* [Excerpt]
_____
Analysing Linus Torvald’s Critique of Docker

December 3, 2024

This article looks at Docker’s security flaws, particularly its shared-kernel model, and contrasts it with traditional VMs for better isolation. It discusses Linus Torvalds’ concerns, explores mitigation techniques, and proposes a roadmap for building a more secure containerisation platform using hardware-assisted virtualisation, true isolation, and a robust orchestration layer.

Docker revolutionised the way we think about software deployment. It’s a lightweight, portable, and scalable solution for containerising applications. But there’s a flag—Linus Torvalds. Or more precisely, Linus’s apprehensions with this tech. I have been in the tech space for a good 15 years now. And as far as I can tell, Linus Torvald’s intuition about a piece of technology has never failed him.

Take blockchain for instance. When everyone was going gaga over the technology back in 2020, Linus didn’t seem all that excited. The sheer complexity of the technology bothered him, and he could already see the issues with scalability of such technologies. Similarly, consider his current stance on the AI boom. While he is impressed by the incredible developments taking place, he is not too sold on the whole AGI hype. It’s easy to see that he has a nose for smelling tech ‘bs’ from a mile away and I trust that.

So when it comes to his critique of Docker, I decided to take it seriously and pay close attention to the aspects of the technology that seem to bother him. My hope is that by the end of this article, I may be able to better articulate the issues in Docker from Linus’s perspective, while also providing potential solutions and next steps for this tech.

Architecture

To understand Docker’s security limitations, we need to examine its core architecture, which revolves around Linux features like namespaces and cgroups (control groups). These components are crucial for container isolation, but they’re not designed to provide the kind of security guarantees you’d expect from full virtualisation.

Docker utilises Linux namespaces to create the illusion of isolation by partitioning kernel resources. Here’s a breakdown of how each namespace contributes.
_____
* [Exercise] Please reproduce everything in the Docker article from "December 3, 2024" down to "never failed him.". The listing below has no connection to the Docker article.

[Stored dataset items]
_____
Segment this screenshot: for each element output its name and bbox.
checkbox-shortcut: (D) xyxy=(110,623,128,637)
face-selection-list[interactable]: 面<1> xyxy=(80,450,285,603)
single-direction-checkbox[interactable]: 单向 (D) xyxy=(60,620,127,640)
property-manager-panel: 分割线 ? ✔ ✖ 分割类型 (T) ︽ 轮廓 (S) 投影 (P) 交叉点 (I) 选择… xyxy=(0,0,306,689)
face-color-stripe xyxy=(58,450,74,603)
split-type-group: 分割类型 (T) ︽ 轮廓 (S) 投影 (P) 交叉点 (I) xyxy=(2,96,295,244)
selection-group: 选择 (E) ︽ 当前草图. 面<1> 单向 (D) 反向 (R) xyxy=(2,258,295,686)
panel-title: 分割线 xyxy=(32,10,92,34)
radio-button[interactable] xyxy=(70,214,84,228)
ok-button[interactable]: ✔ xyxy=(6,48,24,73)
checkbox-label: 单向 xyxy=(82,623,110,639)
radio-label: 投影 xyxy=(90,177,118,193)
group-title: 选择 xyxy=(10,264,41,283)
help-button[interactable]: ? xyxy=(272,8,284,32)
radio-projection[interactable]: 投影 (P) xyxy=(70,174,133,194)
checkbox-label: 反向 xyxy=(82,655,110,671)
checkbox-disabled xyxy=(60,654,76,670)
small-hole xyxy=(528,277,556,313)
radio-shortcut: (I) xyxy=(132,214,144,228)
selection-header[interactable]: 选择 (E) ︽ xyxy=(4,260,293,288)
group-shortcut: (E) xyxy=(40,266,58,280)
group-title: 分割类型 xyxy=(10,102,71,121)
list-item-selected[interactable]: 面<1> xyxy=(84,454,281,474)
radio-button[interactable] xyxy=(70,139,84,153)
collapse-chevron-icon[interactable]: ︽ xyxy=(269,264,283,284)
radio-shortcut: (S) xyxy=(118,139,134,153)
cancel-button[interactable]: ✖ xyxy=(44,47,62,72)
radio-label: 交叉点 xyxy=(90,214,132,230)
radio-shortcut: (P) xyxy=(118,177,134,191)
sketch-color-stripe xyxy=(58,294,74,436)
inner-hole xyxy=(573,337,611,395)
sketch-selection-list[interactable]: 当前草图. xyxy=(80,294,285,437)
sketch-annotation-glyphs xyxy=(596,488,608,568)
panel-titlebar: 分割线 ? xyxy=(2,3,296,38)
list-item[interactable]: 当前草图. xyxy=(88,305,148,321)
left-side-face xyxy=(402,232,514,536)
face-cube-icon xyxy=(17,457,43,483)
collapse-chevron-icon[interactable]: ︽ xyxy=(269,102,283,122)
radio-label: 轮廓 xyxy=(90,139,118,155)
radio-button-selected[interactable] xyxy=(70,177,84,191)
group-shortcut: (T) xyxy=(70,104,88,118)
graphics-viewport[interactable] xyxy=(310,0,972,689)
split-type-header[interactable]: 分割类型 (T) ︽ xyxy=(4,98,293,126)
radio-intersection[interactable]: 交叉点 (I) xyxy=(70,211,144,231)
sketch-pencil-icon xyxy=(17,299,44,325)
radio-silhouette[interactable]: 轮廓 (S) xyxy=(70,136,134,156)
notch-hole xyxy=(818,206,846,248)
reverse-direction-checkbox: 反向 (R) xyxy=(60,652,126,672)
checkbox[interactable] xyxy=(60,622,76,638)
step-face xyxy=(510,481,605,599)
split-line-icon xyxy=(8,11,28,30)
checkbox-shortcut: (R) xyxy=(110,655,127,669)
_____
* [Answer to the problem]
December 3, 2024

This article looks at Docker’s security flaws, particularly its shared-kernel model, and contrasts it with traditional VMs for better isolation. It discusses Linus Torvalds’ concerns, explores mitigation techniques, and proposes a roadmap for building a more secure containerisation platform using hardware-assisted virtualisation, true isolation, and a robust orchestration layer.

Docker revolutionised the way we think about software deployment. It’s a lightweight, portable, and scalable solution for containerising applications. But there’s a flag—Linus Torvalds. Or more precisely, Linus’s apprehensions with this tech. I have been in the tech space for a good 15 years now. And as far as I can tell, Linus Torvald’s intuition about a piece of technology has never failed him.